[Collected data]
_ _ _ _ _ _ _

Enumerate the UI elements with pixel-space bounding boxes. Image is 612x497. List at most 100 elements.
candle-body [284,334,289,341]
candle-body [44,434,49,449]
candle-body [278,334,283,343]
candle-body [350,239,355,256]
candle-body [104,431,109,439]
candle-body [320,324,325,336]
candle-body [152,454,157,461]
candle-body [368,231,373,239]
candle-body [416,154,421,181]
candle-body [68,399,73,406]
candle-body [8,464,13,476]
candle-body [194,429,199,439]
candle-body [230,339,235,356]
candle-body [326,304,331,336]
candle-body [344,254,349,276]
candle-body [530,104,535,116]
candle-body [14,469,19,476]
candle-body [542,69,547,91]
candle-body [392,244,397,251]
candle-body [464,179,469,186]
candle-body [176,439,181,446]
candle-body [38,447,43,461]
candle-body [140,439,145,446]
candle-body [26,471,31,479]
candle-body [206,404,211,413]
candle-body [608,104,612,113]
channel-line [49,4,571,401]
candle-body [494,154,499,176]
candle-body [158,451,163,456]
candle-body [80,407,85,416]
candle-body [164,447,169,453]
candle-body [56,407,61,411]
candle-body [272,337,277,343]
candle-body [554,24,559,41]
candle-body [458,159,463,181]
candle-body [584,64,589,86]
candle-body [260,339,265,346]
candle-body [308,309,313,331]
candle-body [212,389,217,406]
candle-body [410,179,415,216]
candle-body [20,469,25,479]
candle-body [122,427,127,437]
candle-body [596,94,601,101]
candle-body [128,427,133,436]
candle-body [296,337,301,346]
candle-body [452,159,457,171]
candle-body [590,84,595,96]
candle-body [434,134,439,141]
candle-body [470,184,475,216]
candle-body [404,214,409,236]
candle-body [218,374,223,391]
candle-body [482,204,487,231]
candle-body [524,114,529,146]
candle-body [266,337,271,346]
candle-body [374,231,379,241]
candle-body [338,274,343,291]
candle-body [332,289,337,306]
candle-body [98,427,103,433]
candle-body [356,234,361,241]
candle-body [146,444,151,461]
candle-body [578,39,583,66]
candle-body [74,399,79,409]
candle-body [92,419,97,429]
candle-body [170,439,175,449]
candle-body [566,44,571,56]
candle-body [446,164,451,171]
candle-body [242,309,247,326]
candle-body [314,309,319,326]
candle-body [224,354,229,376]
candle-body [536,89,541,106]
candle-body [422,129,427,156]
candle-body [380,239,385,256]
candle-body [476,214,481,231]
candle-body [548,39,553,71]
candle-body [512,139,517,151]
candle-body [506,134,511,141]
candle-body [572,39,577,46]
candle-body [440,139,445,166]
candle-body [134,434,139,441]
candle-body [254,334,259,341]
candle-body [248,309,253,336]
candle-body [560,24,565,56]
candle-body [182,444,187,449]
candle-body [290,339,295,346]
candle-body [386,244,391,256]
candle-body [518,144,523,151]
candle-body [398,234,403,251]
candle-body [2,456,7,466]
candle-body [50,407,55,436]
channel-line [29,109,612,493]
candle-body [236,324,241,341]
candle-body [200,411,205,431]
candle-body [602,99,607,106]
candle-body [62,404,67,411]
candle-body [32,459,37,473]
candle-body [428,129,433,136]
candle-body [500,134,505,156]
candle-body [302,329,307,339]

_ _ _ _ _ _ _

AIM:
Can you print, word for word, the rows from the first one through the row that contains "candle-body [344,254,349,276]", including both of those?

TASK RESULT:
Enumerate the UI elements with pixel-space bounding boxes. Image is 612x497. List at most 100 elements.
candle-body [284,334,289,341]
candle-body [44,434,49,449]
candle-body [278,334,283,343]
candle-body [350,239,355,256]
candle-body [104,431,109,439]
candle-body [320,324,325,336]
candle-body [152,454,157,461]
candle-body [368,231,373,239]
candle-body [416,154,421,181]
candle-body [68,399,73,406]
candle-body [8,464,13,476]
candle-body [194,429,199,439]
candle-body [230,339,235,356]
candle-body [326,304,331,336]
candle-body [344,254,349,276]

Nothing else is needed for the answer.